- [Exercise description]
Reproduce the data below in full and exclude every picture.

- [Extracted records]
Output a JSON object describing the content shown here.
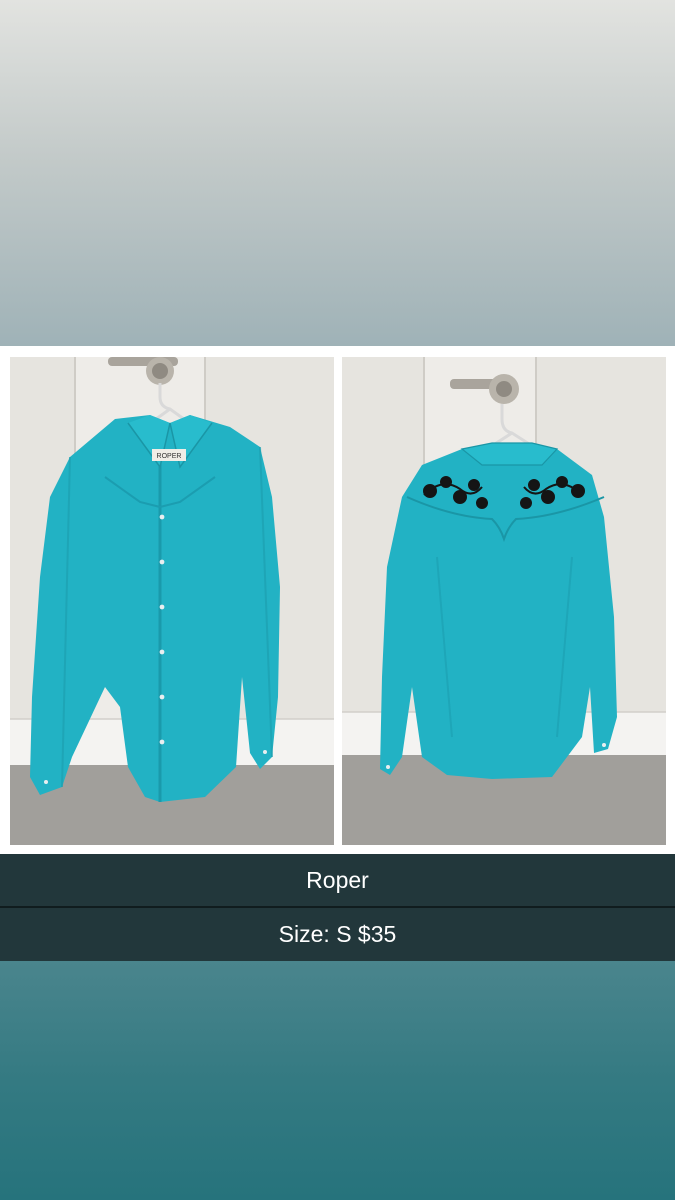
{
  "listing": {
    "brand": "Roper",
    "details": "Size: S $35"
  },
  "photos": [
    {
      "name": "shirt-front-photo",
      "label_on_tag": "ROPER"
    },
    {
      "name": "shirt-back-photo"
    }
  ],
  "colors": {
    "caption_bar": "#22373b",
    "shirt": "#22b2c4",
    "embroidery": "#151515",
    "top_band": "#c3cac9",
    "bottom_band": "#347a82"
  }
}
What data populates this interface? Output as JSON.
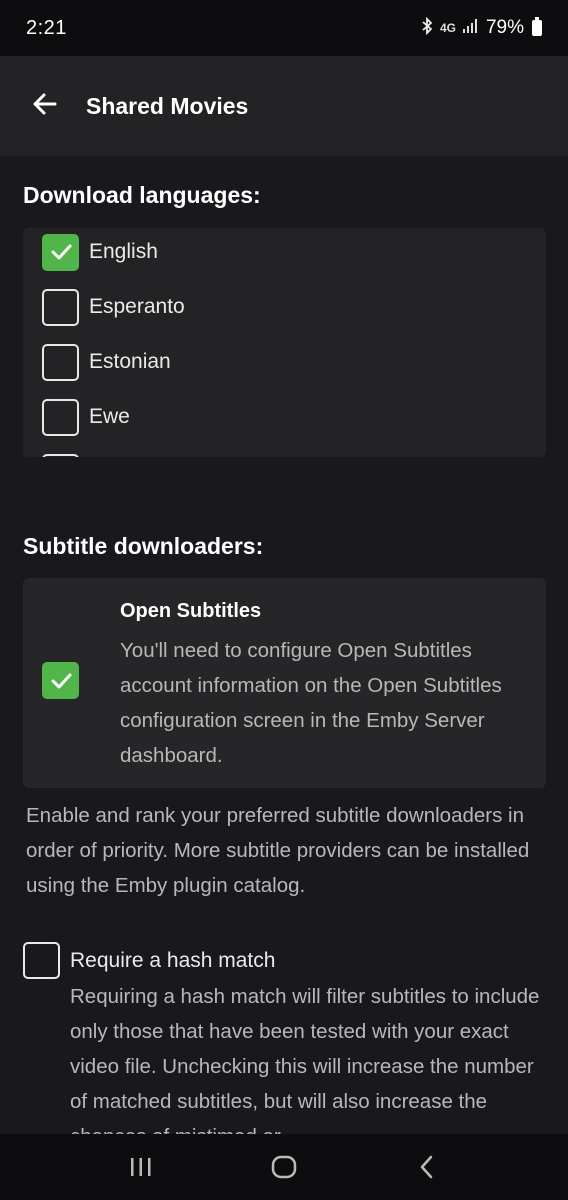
{
  "status_bar": {
    "time": "2:21",
    "network": "4G",
    "battery_percent": "79%",
    "icons": [
      "bluetooth-icon",
      "network-icon",
      "signal-icon",
      "battery-icon"
    ]
  },
  "app_bar": {
    "title": "Shared Movies",
    "back_icon": "arrow-left-icon"
  },
  "download_languages": {
    "heading": "Download languages:",
    "items": [
      {
        "label": "English",
        "checked": true
      },
      {
        "label": "Esperanto",
        "checked": false
      },
      {
        "label": "Estonian",
        "checked": false
      },
      {
        "label": "Ewe",
        "checked": false
      }
    ]
  },
  "subtitle_downloaders": {
    "heading": "Subtitle downloaders:",
    "providers": [
      {
        "name": "Open Subtitles",
        "description": "You'll need to configure Open Subtitles account information on the Open Subtitles configuration screen in the Emby Server dashboard.",
        "enabled": true
      }
    ],
    "help_text": "Enable and rank your preferred subtitle downloaders in order of priority. More subtitle providers can be installed using the Emby plugin catalog."
  },
  "hash_match": {
    "label": "Require a hash match",
    "checked": false,
    "description": "Requiring a hash match will filter subtitles to include only those that have been tested with your exact video file. Unchecking this will increase the number of matched subtitles, but will also increase the chances of mistimed or"
  },
  "colors": {
    "accent": "#52b54b",
    "background": "#19181c",
    "card": "#232326"
  },
  "nav_bar": {
    "icons": [
      "recents-icon",
      "home-icon",
      "back-icon"
    ]
  }
}
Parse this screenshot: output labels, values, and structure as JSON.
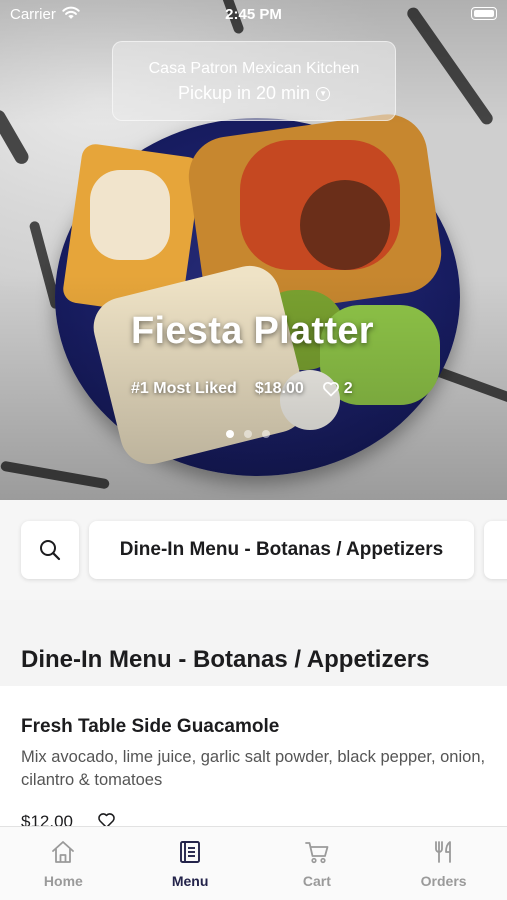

- [Solution for this problem]
Output a JSON object describing the content shown here.
{
  "listing": {
    "brand": "Roper",
    "details": "Size: S $35"
  },
  "photos": [
    {
      "name": "shirt-front-photo",
      "label_on_tag": "ROPER"
    },
    {
      "name": "shirt-back-photo"
    }
  ],
  "colors": {
    "caption_bar": "#22373b",
    "shirt": "#22b2c4",
    "embroidery": "#151515",
    "top_band": "#c3cac9",
    "bottom_band": "#347a82"
  }
}
What data populates this interface? Output as JSON.
{
  "status_bar": {
    "time": "2:21",
    "network": "4G",
    "battery_percent": "79%",
    "icons": [
      "bluetooth-icon",
      "network-icon",
      "signal-icon",
      "battery-icon"
    ]
  },
  "app_bar": {
    "title": "Shared Movies",
    "back_icon": "arrow-left-icon"
  },
  "download_languages": {
    "heading": "Download languages:",
    "items": [
      {
        "label": "English",
        "checked": true
      },
      {
        "label": "Esperanto",
        "checked": false
      },
      {
        "label": "Estonian",
        "checked": false
      },
      {
        "label": "Ewe",
        "checked": false
      }
    ]
  },
  "subtitle_downloaders": {
    "heading": "Subtitle downloaders:",
    "providers": [
      {
        "name": "Open Subtitles",
        "description": "You'll need to configure Open Subtitles account information on the Open Subtitles configuration screen in the Emby Server dashboard.",
        "enabled": true
      }
    ],
    "help_text": "Enable and rank your preferred subtitle downloaders in order of priority. More subtitle providers can be installed using the Emby plugin catalog."
  },
  "hash_match": {
    "label": "Require a hash match",
    "checked": false,
    "description": "Requiring a hash match will filter subtitles to include only those that have been tested with your exact video file. Unchecking this will increase the number of matched subtitles, but will also increase the chances of mistimed or"
  },
  "colors": {
    "accent": "#52b54b",
    "background": "#19181c",
    "card": "#232326"
  },
  "nav_bar": {
    "icons": [
      "recents-icon",
      "home-icon",
      "back-icon"
    ]
  }
}
Parse this screenshot: output labels, values, and structure as JSON.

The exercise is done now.